— start of Given records —

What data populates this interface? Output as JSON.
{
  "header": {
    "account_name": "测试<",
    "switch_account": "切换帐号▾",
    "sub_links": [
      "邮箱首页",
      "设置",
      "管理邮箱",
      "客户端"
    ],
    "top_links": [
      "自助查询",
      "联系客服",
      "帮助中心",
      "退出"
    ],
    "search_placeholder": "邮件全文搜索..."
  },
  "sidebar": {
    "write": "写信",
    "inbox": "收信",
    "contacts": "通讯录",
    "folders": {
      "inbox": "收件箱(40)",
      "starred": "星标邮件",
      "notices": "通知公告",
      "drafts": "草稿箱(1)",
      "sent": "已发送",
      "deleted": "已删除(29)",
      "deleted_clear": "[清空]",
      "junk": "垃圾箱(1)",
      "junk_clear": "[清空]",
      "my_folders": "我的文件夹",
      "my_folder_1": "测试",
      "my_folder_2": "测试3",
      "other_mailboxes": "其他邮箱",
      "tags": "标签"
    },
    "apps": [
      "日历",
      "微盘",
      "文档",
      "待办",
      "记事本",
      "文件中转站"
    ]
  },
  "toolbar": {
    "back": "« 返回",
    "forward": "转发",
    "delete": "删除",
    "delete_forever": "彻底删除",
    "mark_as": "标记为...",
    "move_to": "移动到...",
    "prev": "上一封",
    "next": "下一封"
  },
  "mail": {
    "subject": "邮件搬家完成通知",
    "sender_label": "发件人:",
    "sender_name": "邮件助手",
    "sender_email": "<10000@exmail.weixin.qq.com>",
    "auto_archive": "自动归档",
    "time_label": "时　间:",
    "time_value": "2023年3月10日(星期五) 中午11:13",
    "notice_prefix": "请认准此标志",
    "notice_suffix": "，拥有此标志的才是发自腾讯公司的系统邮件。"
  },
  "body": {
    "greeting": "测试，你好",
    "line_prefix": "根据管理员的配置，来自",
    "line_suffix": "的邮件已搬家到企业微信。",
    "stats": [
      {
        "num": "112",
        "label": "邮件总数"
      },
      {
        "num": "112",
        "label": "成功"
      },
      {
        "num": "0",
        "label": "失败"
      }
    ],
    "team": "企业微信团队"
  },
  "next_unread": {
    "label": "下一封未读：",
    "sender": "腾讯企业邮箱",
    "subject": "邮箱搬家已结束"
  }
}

— end of Given records —

◆ Requirements ◆
Write the whole listing out again. Keep every line exactly as it is.

◆ Response to this exercise ◆
What data populates this interface? Output as JSON.
{
  "header": {
    "account_name": "测试<",
    "switch_account": "切换帐号▾",
    "sub_links": [
      "邮箱首页",
      "设置",
      "管理邮箱",
      "客户端"
    ],
    "top_links": [
      "自助查询",
      "联系客服",
      "帮助中心",
      "退出"
    ],
    "search_placeholder": "邮件全文搜索..."
  },
  "sidebar": {
    "write": "写信",
    "inbox": "收信",
    "contacts": "通讯录",
    "folders": {
      "inbox": "收件箱(40)",
      "starred": "星标邮件",
      "notices": "通知公告",
      "drafts": "草稿箱(1)",
      "sent": "已发送",
      "deleted": "已删除(29)",
      "deleted_clear": "[清空]",
      "junk": "垃圾箱(1)",
      "junk_clear": "[清空]",
      "my_folders": "我的文件夹",
      "my_folder_1": "测试",
      "my_folder_2": "测试3",
      "other_mailboxes": "其他邮箱",
      "tags": "标签"
    },
    "apps": [
      "日历",
      "微盘",
      "文档",
      "待办",
      "记事本",
      "文件中转站"
    ]
  },
  "toolbar": {
    "back": "« 返回",
    "forward": "转发",
    "delete": "删除",
    "delete_forever": "彻底删除",
    "mark_as": "标记为...",
    "move_to": "移动到...",
    "prev": "上一封",
    "next": "下一封"
  },
  "mail": {
    "subject": "邮件搬家完成通知",
    "sender_label": "发件人:",
    "sender_name": "邮件助手",
    "sender_email": "<10000@exmail.weixin.qq.com>",
    "auto_archive": "自动归档",
    "time_label": "时　间:",
    "time_value": "2023年3月10日(星期五) 中午11:13",
    "notice_prefix": "请认准此标志",
    "notice_suffix": "，拥有此标志的才是发自腾讯公司的系统邮件。"
  },
  "body": {
    "greeting": "测试，你好",
    "line_prefix": "根据管理员的配置，来自",
    "line_suffix": "的邮件已搬家到企业微信。",
    "stats": [
      {
        "num": "112",
        "label": "邮件总数"
      },
      {
        "num": "112",
        "label": "成功"
      },
      {
        "num": "0",
        "label": "失败"
      }
    ],
    "team": "企业微信团队"
  },
  "next_unread": {
    "label": "下一封未读：",
    "sender": "腾讯企业邮箱",
    "subject": "邮箱搬家已结束"
  }
}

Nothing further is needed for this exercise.